- [TEXT BLOCK]:
-- Opening Marker --
In order to evaluate the efficacy of this technique, we undertook a retrospective study of all patients undergoing exploration of the tibial vessels at the level of the ankle for acute ischaemia due to thromboembolism of the crural and pedal arteries between 1990 and 1999. Data was collected from patient case notes and included patient demographics, cause of ischaemia, procedural details (anaesthetic technique, vessels explored, method of closure of arteriotomy, concurrent bypass or proximal embolectomy) and use of adjuvant intra-arterial thrombolysis. Outcome measures were patency of the crural and pedal vessels, limb salvage and patient survival.
-- Closing Marker --
Document structure recognition entries:
-- Opening Marker --
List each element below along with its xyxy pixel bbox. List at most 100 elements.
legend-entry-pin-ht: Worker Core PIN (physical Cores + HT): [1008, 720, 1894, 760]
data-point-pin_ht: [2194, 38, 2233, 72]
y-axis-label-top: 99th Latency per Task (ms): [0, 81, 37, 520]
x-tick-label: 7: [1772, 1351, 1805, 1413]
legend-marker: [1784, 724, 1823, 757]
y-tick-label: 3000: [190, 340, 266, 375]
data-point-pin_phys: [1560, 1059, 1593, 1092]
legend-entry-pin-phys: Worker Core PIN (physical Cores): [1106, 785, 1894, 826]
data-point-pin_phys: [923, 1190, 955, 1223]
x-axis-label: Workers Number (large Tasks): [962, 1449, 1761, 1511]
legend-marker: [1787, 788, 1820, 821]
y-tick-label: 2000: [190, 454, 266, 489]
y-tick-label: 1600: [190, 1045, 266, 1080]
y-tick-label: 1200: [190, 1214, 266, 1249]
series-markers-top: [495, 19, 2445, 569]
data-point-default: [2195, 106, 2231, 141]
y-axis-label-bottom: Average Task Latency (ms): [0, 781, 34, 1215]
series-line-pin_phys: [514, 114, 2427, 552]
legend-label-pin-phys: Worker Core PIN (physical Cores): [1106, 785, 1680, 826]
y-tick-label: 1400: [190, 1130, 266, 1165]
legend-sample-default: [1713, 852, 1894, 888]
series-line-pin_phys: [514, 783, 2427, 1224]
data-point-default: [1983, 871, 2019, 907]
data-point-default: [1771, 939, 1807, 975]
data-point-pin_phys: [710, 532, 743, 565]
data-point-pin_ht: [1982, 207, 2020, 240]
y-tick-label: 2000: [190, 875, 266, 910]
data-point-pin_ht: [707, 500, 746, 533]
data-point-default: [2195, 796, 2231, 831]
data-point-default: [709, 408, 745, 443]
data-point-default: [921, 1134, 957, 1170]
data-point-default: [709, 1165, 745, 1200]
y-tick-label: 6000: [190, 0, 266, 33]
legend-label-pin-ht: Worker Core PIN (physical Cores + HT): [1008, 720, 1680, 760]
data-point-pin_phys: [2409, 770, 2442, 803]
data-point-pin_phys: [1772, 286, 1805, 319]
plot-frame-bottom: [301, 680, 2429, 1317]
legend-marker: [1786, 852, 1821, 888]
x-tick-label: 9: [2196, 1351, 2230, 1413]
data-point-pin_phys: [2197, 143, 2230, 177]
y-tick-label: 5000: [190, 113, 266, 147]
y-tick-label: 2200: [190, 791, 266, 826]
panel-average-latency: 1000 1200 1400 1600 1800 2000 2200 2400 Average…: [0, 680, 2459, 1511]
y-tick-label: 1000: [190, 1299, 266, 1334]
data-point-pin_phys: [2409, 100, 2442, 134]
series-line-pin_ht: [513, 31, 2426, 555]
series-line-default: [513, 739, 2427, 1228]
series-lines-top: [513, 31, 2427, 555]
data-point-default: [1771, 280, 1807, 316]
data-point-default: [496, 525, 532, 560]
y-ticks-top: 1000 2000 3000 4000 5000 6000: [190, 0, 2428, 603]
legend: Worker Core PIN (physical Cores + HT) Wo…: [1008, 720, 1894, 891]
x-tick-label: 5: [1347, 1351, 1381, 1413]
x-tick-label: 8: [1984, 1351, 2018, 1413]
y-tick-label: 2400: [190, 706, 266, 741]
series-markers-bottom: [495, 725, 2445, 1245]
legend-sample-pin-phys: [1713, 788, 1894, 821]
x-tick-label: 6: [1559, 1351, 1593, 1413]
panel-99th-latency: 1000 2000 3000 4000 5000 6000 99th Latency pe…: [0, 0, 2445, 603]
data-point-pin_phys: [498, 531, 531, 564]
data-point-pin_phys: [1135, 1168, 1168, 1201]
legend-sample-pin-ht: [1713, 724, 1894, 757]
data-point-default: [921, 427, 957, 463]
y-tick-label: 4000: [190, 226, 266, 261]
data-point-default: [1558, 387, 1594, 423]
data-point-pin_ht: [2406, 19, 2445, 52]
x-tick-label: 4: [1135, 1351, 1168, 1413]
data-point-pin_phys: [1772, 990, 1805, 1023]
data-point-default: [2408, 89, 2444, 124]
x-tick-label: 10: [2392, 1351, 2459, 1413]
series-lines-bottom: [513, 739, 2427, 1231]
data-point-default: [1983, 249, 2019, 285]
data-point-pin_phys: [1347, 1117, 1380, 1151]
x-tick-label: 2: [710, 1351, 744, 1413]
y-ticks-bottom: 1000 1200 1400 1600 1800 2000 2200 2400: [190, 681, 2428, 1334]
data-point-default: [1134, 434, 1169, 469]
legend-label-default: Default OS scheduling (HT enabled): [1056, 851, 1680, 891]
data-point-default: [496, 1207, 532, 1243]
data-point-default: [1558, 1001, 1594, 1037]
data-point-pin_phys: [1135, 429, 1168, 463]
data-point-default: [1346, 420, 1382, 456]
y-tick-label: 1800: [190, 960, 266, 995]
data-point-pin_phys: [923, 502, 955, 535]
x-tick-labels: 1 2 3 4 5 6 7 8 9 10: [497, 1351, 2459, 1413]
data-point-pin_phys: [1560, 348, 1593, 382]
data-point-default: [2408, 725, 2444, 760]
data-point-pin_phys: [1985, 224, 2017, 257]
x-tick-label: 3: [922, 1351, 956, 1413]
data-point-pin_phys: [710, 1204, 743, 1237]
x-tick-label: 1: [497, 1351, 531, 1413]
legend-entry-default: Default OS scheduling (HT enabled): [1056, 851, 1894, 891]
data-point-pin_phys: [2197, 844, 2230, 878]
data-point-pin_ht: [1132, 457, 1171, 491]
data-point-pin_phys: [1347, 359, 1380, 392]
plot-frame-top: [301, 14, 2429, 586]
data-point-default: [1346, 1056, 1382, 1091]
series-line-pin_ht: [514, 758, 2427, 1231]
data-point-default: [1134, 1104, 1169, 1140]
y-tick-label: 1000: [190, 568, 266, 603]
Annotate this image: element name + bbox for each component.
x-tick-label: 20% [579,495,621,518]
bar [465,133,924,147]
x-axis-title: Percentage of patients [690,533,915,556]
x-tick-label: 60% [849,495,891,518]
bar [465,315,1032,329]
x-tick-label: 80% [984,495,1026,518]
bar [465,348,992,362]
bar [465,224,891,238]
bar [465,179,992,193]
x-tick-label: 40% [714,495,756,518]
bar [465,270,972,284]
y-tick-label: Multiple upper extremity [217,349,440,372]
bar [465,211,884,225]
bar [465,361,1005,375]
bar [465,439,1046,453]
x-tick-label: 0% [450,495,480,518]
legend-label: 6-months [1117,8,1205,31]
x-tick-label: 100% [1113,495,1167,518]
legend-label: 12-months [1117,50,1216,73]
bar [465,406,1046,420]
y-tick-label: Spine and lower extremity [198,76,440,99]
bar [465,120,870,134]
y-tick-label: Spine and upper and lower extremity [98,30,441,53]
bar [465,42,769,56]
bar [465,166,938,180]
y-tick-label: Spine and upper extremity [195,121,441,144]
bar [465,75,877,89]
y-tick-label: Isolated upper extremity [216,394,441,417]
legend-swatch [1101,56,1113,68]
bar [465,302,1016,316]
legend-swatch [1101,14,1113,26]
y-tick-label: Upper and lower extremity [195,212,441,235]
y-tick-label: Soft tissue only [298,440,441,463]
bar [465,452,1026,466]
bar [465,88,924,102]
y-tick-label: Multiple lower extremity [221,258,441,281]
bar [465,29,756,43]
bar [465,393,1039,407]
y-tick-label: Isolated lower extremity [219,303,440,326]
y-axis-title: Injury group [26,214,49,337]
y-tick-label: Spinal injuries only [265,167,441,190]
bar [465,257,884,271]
-- Closing Marker --
- [TASKS]:
a - Answer the following questions using the study description.
(i) Between which years did the patients in the study undergo exploration of the tibial vessels?
(ii) From what source were the data collected?
(iii) What were the outcome measures?
b - Rewrite the paragraph of the study description that begins "In order to evaluate" as a brief list that keeps its main facts.
c - Duplicate the portion of the study description that begins at the words "In order to" and stops after the words "and patient survival.".

- [SOLUTIONS IN ORDER]:
a -
(i) Between 1990 and 1999.
(ii) From patient case notes.
(iii) Patency of the crural and pedal vessels, limb salvage and patient survival.

b -
- Design: retrospective study evaluating the efficacy of the technique.
- Patients: all those undergoing exploration of the tibial vessels at the ankle for acute ischemia due to thromboembolism of the crural and pedal arteries, 1990–1999.
- Data source: patient case notes.
- Data collected: demographics, cause of ischemia, procedural details (anesthetic technique, vessels explored, arteriotomy closure method, concurrent bypass or proximal embolectomy) and use of adjuvant intra-arterial thrombolysis.
- Outcome measures: patency of the crural and pedal vessels, limb salvage and patient survival.

c -
In order to evaluate the efficacy of this technique, we undertook a retrospective study of all patients undergoing exploration of the tibial vessels at the level of the ankle for acute ischaemia due to thromboembolism of the crural and pedal arteries between 1990 and 1999. Data was collected from patient case notes and included patient demographics, cause of ischaemia, procedural details (anaesthetic technique, vessels explored, method of closure of arteriotomy, concurrent bypass or proximal embolectomy) and use of adjuvant intra-arterial thrombolysis. Outcome measures were patency of the crural and pedal vessels, limb salvage and patient survival.